> Exercise
Count, in the entries, the lines with "document". Answer with the number only.

> Provided information

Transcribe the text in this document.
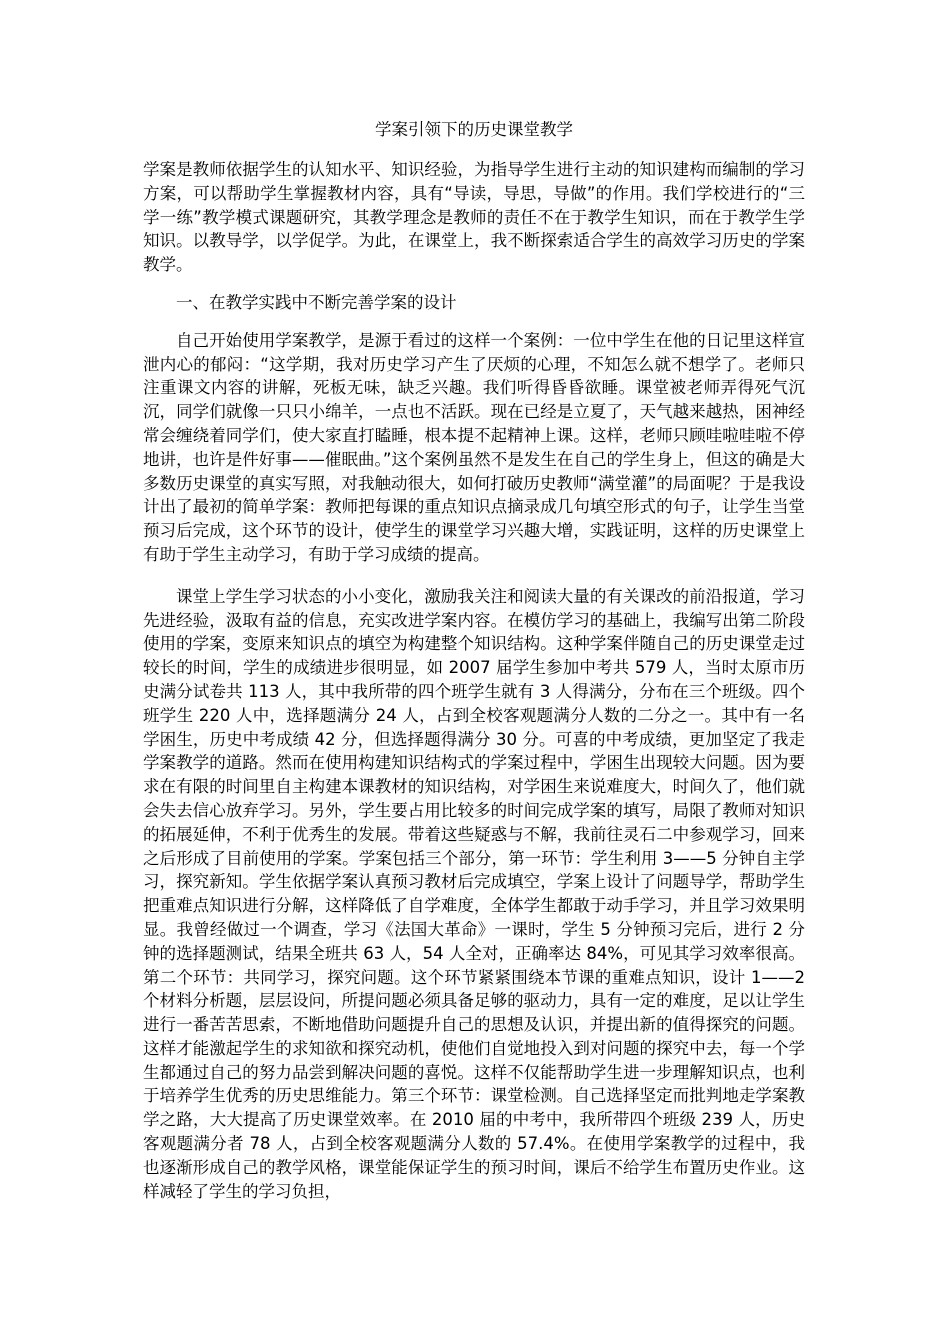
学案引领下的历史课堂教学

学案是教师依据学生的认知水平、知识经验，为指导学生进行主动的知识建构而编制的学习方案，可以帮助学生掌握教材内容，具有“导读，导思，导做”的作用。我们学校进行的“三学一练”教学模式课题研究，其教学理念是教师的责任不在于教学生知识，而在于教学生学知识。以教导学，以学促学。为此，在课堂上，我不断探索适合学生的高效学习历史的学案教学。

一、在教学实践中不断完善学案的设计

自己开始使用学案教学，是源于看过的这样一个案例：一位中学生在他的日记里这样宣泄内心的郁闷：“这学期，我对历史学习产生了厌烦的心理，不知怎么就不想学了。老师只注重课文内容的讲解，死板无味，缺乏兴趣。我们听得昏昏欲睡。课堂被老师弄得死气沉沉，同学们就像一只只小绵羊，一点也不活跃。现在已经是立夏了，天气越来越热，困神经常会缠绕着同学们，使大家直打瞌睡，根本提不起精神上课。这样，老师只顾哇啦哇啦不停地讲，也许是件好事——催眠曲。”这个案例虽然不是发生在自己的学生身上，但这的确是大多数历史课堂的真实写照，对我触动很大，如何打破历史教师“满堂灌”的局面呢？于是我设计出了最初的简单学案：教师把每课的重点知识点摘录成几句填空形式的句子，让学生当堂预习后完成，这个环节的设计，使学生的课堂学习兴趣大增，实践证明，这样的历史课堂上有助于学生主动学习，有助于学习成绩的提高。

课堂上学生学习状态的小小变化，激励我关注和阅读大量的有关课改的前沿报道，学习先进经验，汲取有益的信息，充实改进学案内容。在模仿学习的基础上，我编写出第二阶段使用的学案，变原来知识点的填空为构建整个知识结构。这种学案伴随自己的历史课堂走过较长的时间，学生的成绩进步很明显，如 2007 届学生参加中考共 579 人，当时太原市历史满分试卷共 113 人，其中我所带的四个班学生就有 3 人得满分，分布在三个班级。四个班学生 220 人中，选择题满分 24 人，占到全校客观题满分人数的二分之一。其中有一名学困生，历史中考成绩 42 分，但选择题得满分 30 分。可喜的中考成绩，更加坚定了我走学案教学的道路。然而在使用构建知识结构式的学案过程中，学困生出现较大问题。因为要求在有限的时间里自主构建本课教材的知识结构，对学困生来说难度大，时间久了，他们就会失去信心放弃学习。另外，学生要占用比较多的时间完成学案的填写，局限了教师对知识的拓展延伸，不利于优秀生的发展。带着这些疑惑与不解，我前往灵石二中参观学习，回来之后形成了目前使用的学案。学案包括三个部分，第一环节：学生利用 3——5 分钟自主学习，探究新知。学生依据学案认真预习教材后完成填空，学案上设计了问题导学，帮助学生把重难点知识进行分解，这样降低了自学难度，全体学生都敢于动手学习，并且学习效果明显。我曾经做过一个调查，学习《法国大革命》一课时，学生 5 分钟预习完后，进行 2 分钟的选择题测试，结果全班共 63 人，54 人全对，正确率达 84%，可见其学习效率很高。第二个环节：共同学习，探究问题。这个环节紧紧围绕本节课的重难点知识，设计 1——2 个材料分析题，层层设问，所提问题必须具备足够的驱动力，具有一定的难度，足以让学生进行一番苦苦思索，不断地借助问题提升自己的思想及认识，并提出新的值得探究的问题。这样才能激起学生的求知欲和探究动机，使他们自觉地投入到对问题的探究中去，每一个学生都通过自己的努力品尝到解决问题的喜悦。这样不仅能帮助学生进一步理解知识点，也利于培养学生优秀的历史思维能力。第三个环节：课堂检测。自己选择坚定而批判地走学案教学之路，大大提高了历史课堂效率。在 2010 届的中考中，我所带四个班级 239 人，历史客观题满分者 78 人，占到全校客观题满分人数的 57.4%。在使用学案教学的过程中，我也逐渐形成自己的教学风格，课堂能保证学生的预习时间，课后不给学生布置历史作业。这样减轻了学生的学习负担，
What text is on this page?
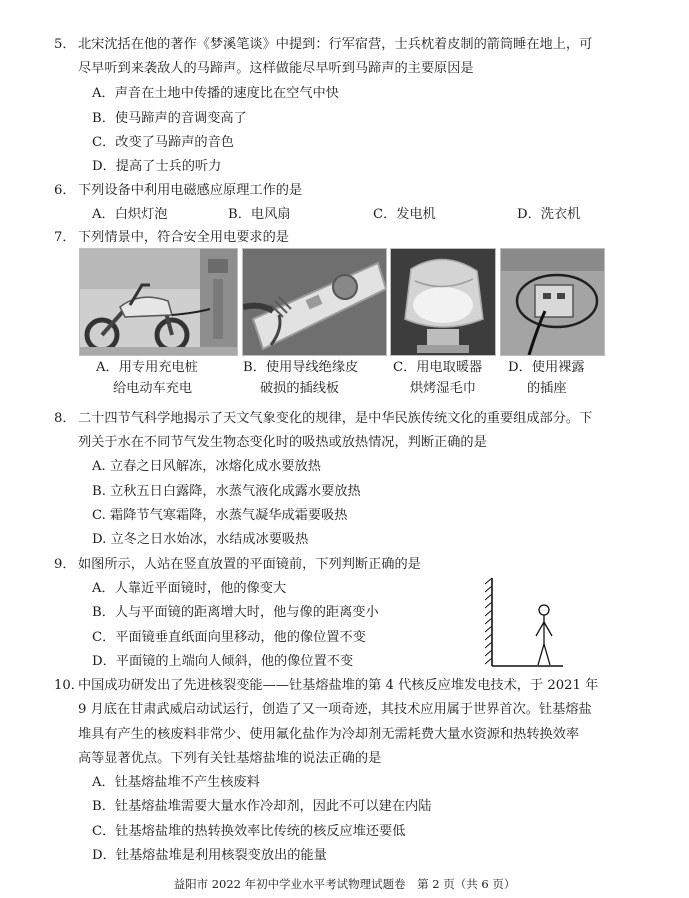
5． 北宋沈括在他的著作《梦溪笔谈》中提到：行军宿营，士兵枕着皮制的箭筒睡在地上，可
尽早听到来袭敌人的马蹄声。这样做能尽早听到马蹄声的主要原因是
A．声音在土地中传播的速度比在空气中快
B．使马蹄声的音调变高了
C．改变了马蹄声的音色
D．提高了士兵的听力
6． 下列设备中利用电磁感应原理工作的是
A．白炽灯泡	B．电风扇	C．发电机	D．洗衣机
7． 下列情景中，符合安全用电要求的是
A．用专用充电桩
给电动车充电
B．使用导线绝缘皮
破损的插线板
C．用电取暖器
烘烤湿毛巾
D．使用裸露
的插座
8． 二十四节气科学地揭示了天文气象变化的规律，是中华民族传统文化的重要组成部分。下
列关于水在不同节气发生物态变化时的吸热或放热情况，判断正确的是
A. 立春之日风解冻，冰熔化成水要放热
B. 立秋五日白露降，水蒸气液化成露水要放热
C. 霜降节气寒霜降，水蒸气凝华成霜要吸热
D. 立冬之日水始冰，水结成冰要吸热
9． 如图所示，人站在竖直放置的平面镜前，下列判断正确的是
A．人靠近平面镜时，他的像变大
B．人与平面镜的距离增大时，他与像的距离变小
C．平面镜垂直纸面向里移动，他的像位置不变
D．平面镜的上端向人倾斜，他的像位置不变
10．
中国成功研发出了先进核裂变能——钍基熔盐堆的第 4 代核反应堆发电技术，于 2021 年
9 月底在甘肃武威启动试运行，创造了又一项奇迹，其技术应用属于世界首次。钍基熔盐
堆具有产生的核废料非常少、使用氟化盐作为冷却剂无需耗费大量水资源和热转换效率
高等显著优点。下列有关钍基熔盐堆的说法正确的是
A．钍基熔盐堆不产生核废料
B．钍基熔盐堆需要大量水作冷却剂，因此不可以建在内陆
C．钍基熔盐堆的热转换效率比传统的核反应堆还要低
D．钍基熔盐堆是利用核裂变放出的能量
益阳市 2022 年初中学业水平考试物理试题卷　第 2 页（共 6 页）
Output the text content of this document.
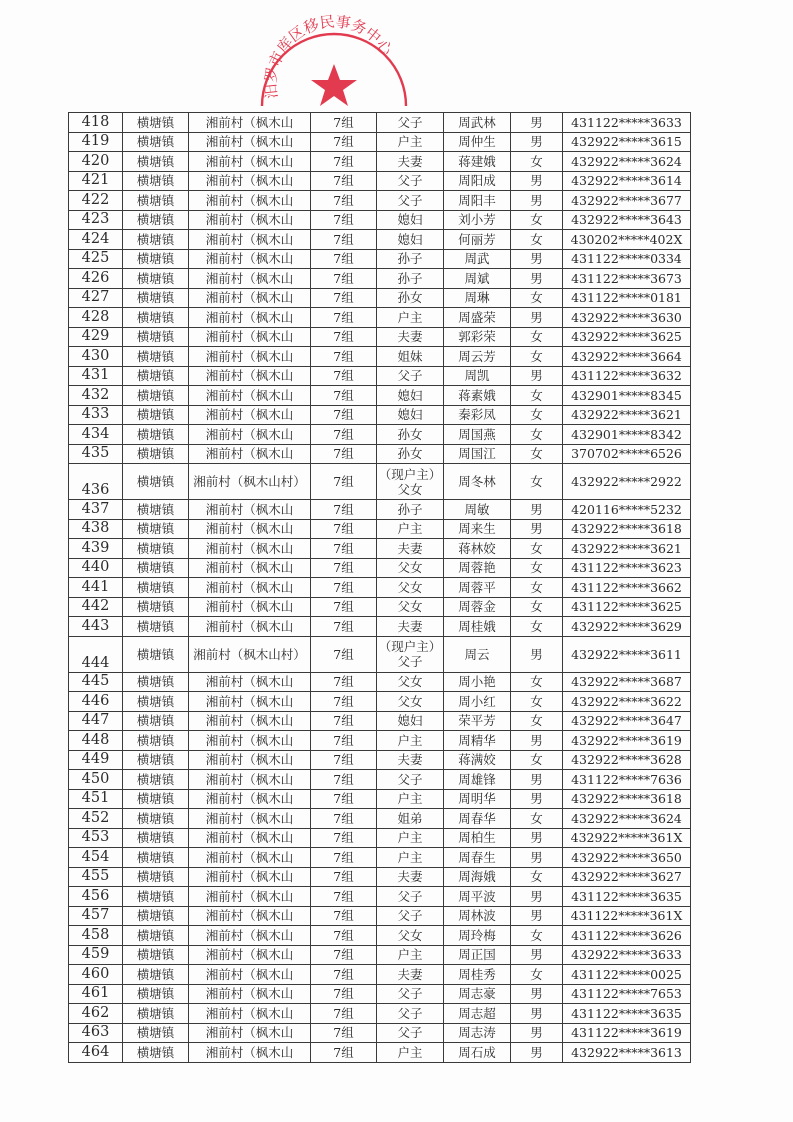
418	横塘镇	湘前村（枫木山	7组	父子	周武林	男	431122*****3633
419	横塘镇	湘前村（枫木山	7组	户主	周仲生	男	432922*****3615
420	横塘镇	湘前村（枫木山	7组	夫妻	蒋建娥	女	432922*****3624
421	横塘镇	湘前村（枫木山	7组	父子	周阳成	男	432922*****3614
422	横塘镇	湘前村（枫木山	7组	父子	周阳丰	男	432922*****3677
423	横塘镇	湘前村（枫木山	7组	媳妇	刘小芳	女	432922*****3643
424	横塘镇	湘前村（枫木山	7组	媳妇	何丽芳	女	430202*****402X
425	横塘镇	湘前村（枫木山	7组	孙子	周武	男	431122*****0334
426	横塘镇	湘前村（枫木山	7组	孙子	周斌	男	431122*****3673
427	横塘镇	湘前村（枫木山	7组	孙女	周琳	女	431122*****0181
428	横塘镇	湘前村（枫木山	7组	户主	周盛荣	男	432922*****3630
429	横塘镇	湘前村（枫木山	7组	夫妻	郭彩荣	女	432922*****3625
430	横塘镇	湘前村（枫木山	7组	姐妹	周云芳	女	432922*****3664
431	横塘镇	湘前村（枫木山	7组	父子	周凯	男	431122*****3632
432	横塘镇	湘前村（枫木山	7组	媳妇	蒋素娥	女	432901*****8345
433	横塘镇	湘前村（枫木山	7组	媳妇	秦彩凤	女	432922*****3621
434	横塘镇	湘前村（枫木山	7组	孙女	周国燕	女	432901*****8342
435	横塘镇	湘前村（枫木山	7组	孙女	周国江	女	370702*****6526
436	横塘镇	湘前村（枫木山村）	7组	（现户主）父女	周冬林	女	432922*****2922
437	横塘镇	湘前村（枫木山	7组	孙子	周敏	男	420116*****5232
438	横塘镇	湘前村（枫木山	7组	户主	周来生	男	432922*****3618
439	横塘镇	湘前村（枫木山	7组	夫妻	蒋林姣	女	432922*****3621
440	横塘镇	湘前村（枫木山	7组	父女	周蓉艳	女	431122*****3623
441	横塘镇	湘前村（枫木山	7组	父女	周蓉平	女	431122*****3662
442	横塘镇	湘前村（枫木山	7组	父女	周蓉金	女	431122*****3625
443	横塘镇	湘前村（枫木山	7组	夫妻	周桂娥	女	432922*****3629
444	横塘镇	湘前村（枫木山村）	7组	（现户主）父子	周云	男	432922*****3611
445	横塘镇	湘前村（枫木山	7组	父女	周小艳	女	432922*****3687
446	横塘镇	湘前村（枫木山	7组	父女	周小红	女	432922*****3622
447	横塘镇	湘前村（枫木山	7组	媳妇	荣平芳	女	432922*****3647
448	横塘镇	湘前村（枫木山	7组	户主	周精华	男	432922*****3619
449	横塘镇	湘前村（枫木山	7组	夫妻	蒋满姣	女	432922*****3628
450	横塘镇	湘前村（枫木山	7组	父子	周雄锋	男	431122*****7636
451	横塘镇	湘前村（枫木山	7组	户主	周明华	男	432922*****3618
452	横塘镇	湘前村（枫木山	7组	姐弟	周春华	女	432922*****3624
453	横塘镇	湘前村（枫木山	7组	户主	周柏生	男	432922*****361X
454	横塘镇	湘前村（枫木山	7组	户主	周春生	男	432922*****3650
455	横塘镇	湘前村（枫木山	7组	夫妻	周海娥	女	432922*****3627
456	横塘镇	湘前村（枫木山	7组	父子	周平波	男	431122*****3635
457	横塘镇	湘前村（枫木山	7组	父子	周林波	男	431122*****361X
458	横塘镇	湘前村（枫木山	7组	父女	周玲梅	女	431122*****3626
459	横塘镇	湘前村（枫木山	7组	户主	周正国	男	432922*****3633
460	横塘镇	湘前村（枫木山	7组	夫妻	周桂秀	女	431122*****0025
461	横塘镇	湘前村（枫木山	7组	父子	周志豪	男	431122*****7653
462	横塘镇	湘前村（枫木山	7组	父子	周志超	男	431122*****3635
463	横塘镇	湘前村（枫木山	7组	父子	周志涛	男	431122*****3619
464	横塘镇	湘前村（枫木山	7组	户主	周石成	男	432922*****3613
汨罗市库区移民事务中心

> Full solution
2